## Exercise objective
Copy every line of the listing that holds the string "posizioni".

## Source data
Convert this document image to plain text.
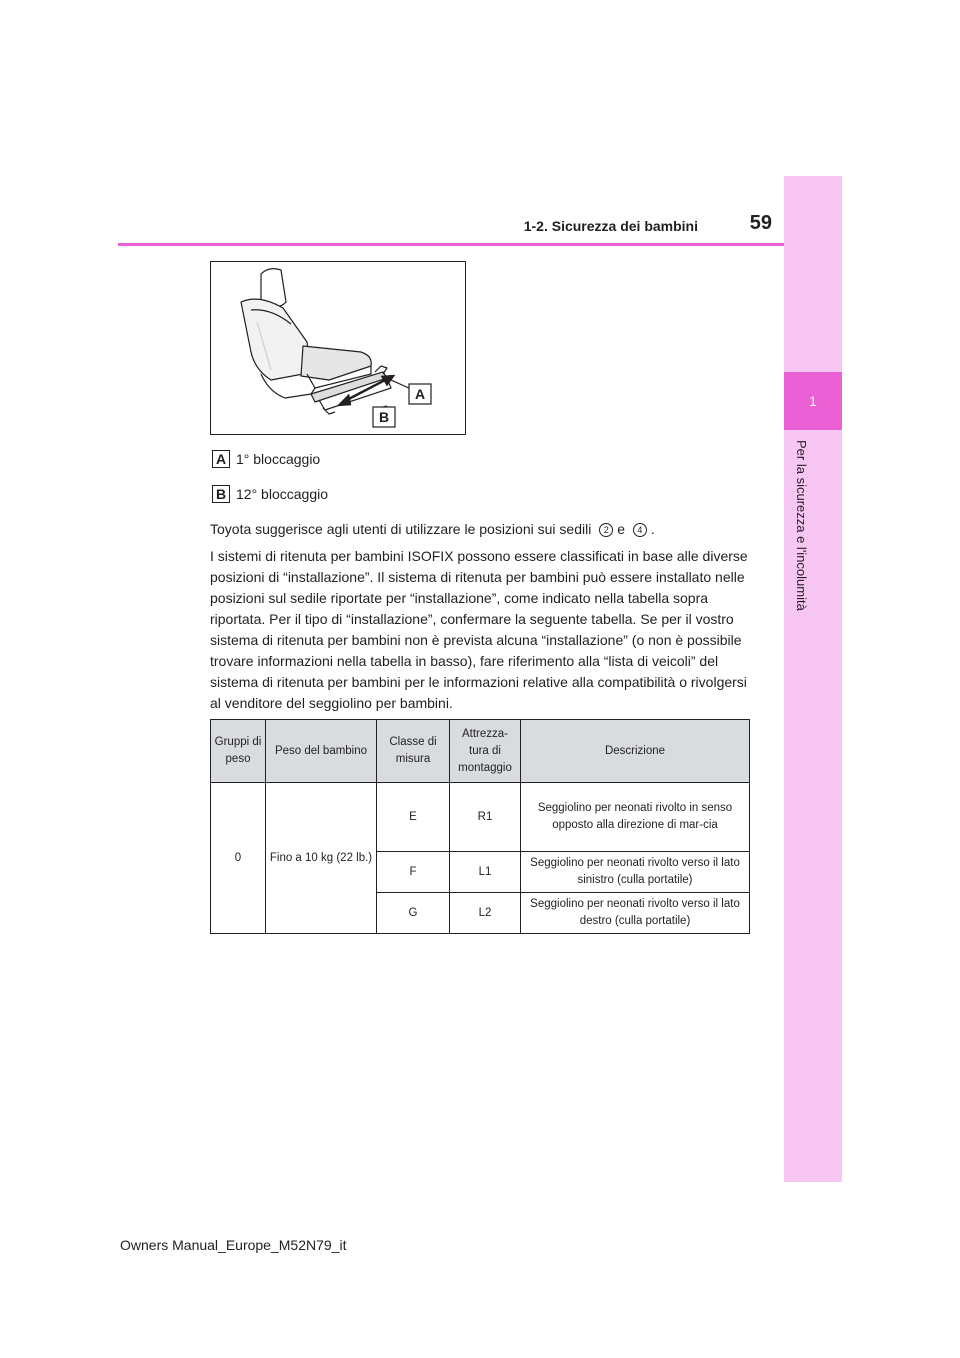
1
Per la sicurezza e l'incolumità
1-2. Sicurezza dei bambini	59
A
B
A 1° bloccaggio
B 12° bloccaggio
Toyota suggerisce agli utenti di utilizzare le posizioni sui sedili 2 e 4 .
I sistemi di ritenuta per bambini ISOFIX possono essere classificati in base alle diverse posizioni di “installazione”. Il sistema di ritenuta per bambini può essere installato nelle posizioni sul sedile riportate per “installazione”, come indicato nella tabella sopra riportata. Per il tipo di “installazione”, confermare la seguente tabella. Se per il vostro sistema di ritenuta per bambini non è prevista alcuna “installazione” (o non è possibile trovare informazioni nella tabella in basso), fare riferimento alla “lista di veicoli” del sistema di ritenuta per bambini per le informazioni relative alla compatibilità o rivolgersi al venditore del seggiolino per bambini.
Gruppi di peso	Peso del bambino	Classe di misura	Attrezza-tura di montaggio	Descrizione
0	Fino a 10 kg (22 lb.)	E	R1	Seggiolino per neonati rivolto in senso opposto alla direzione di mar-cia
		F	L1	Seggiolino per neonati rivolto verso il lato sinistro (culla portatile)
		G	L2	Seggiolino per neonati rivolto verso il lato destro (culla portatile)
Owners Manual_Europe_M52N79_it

## Answer
Toyota suggerisce agli utenti di utilizzare le posizioni sui sedili 2 e 4 .
I sistemi di ritenuta per bambini ISOFIX possono essere classificati in base alle diverse posizioni di “installazione”. Il sistema di ritenuta per bambini può essere installato nelle posizioni sul sedile riportate per “installazione”, come indicato nella tabella sopra riportata. Per il tipo di “installazione”, confermare la seguente tabella. Se per il vostro sistema di ritenuta per bambini non è prevista alcuna “installazione” (o non è possibile trovare informazioni nella tabella in basso), fare riferimento alla “lista di veicoli” del sistema di ritenuta per bambini per le informazioni relative alla compatibilità o rivolgersi al venditore del seggiolino per bambini.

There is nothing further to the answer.